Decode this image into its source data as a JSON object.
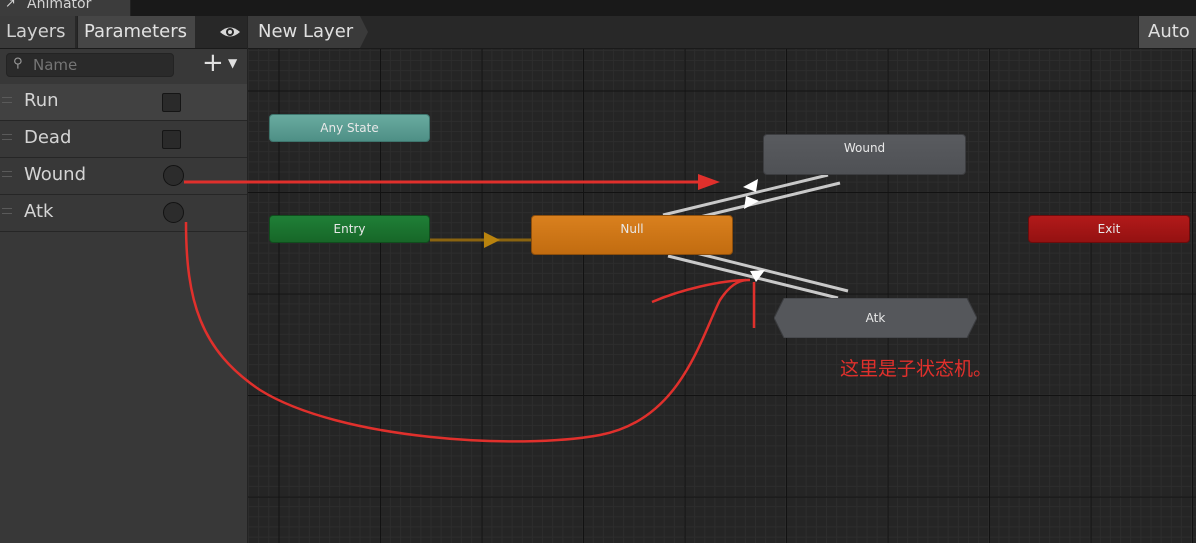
{
  "window": {
    "title": "Animator"
  },
  "left_panel": {
    "tabs": [
      {
        "label": "Layers"
      },
      {
        "label": "Parameters"
      }
    ],
    "search": {
      "placeholder": "Name",
      "value": ""
    },
    "parameters": [
      {
        "name": "Run",
        "type": "bool"
      },
      {
        "name": "Dead",
        "type": "bool"
      },
      {
        "name": "Wound",
        "type": "trigger"
      },
      {
        "name": "Atk",
        "type": "trigger"
      }
    ]
  },
  "graph": {
    "breadcrumb": "New Layer",
    "auto_button": "Auto L",
    "nodes": {
      "any_state": "Any State",
      "entry": "Entry",
      "null": "Null",
      "wound": "Wound",
      "atk": "Atk",
      "exit": "Exit"
    },
    "annotation": "这里是子状态机。"
  },
  "colors": {
    "any_state": "#5f9e95",
    "entry": "#1c7431",
    "default_state": "#d07718",
    "state": "#55575b",
    "exit": "#a31616",
    "annotation_red": "#e0302c"
  }
}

** EXERCISE TASK **
Give every line back word for word and leave the pictures out.

** ANSWER TO THE TASK **
Decode this image into its source data as a JSON object.
{
  "window": {
    "title": "Animator"
  },
  "left_panel": {
    "tabs": [
      {
        "label": "Layers"
      },
      {
        "label": "Parameters"
      }
    ],
    "search": {
      "placeholder": "Name",
      "value": ""
    },
    "parameters": [
      {
        "name": "Run",
        "type": "bool"
      },
      {
        "name": "Dead",
        "type": "bool"
      },
      {
        "name": "Wound",
        "type": "trigger"
      },
      {
        "name": "Atk",
        "type": "trigger"
      }
    ]
  },
  "graph": {
    "breadcrumb": "New Layer",
    "auto_button": "Auto L",
    "nodes": {
      "any_state": "Any State",
      "entry": "Entry",
      "null": "Null",
      "wound": "Wound",
      "atk": "Atk",
      "exit": "Exit"
    },
    "annotation": "这里是子状态机。"
  },
  "colors": {
    "any_state": "#5f9e95",
    "entry": "#1c7431",
    "default_state": "#d07718",
    "state": "#55575b",
    "exit": "#a31616",
    "annotation_red": "#e0302c"
  }
}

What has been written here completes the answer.